WHAT YOU NEED TO DO
Write out, exactly as they appear, only the lines running from the line with "What text is on this page?" to the final line of the listing; include both.

===== RECORDS FOR THE TASK =====

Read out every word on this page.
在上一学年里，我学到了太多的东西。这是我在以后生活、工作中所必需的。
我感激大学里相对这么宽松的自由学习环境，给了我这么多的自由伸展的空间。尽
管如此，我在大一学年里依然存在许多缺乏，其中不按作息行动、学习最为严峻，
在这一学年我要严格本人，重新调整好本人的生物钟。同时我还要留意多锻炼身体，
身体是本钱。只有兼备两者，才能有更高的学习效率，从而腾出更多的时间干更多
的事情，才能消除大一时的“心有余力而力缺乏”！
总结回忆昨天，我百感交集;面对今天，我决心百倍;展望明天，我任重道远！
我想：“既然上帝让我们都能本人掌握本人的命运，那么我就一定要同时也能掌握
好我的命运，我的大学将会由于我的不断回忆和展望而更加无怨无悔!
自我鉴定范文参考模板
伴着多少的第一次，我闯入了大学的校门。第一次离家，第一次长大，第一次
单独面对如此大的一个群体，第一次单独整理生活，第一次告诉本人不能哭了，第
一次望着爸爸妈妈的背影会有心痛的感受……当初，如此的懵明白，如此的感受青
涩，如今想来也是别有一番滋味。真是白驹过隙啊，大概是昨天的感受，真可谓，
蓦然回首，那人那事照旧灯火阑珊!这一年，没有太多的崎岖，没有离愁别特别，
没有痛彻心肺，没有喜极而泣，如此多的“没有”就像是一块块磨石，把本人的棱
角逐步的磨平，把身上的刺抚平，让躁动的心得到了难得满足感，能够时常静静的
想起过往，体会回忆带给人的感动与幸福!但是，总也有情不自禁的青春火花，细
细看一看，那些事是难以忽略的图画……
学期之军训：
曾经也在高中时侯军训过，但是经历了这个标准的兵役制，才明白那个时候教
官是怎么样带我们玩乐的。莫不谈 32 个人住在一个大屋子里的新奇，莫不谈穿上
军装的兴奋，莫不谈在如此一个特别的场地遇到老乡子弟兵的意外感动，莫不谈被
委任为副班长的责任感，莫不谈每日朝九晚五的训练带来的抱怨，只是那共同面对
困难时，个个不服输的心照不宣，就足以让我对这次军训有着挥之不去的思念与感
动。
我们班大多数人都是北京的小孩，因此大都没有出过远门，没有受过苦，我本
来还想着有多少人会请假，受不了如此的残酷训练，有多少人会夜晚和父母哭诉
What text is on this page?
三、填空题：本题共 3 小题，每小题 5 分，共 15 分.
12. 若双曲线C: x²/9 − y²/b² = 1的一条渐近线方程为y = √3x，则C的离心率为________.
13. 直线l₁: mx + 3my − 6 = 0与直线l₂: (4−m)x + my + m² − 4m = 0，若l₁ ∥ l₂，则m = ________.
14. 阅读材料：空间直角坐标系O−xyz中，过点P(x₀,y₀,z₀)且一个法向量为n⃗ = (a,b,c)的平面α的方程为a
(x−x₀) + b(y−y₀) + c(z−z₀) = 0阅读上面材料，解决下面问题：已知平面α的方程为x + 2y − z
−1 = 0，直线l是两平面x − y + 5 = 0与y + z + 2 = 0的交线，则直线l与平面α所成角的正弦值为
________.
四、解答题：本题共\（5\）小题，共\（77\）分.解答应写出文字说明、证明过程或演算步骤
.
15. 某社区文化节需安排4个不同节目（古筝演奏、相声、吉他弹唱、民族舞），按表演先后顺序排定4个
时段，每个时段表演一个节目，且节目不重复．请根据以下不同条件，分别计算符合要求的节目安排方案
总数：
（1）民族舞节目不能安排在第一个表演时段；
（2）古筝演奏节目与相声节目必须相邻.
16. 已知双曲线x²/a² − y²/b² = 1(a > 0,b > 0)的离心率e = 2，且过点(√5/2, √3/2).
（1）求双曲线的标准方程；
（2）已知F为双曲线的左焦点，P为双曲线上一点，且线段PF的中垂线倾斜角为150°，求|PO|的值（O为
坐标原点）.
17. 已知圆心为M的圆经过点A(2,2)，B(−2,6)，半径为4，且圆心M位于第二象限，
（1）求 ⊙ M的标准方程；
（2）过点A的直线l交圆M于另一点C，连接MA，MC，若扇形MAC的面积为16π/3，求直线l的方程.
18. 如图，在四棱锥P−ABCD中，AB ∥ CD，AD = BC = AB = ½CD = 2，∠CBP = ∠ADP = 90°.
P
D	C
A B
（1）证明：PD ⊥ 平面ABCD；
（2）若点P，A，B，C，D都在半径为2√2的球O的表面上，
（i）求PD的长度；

=====

RIGHT ANSWER
What text is on this page?
三、填空题：本题共 3 小题，每小题 5 分，共 15 分.
12. 若双曲线C: x²/9 − y²/b² = 1的一条渐近线方程为y = √3x，则C的离心率为________.
13. 直线l₁: mx + 3my − 6 = 0与直线l₂: (4−m)x + my + m² − 4m = 0，若l₁ ∥ l₂，则m = ________.
14. 阅读材料：空间直角坐标系O−xyz中，过点P(x₀,y₀,z₀)且一个法向量为n⃗ = (a,b,c)的平面α的方程为a
(x−x₀) + b(y−y₀) + c(z−z₀) = 0阅读上面材料，解决下面问题：已知平面α的方程为x + 2y − z
−1 = 0，直线l是两平面x − y + 5 = 0与y + z + 2 = 0的交线，则直线l与平面α所成角的正弦值为
________.
四、解答题：本题共\（5\）小题，共\（77\）分.解答应写出文字说明、证明过程或演算步骤
.
15. 某社区文化节需安排4个不同节目（古筝演奏、相声、吉他弹唱、民族舞），按表演先后顺序排定4个
时段，每个时段表演一个节目，且节目不重复．请根据以下不同条件，分别计算符合要求的节目安排方案
总数：
（1）民族舞节目不能安排在第一个表演时段；
（2）古筝演奏节目与相声节目必须相邻.
16. 已知双曲线x²/a² − y²/b² = 1(a > 0,b > 0)的离心率e = 2，且过点(√5/2, √3/2).
（1）求双曲线的标准方程；
（2）已知F为双曲线的左焦点，P为双曲线上一点，且线段PF的中垂线倾斜角为150°，求|PO|的值（O为
坐标原点）.
17. 已知圆心为M的圆经过点A(2,2)，B(−2,6)，半径为4，且圆心M位于第二象限，
（1）求 ⊙ M的标准方程；
（2）过点A的直线l交圆M于另一点C，连接MA，MC，若扇形MAC的面积为16π/3，求直线l的方程.
18. 如图，在四棱锥P−ABCD中，AB ∥ CD，AD = BC = AB = ½CD = 2，∠CBP = ∠ADP = 90°.
P
D	C
A B
（1）证明：PD ⊥ 平面ABCD；
（2）若点P，A，B，C，D都在半径为2√2的球O的表面上，
（i）求PD的长度；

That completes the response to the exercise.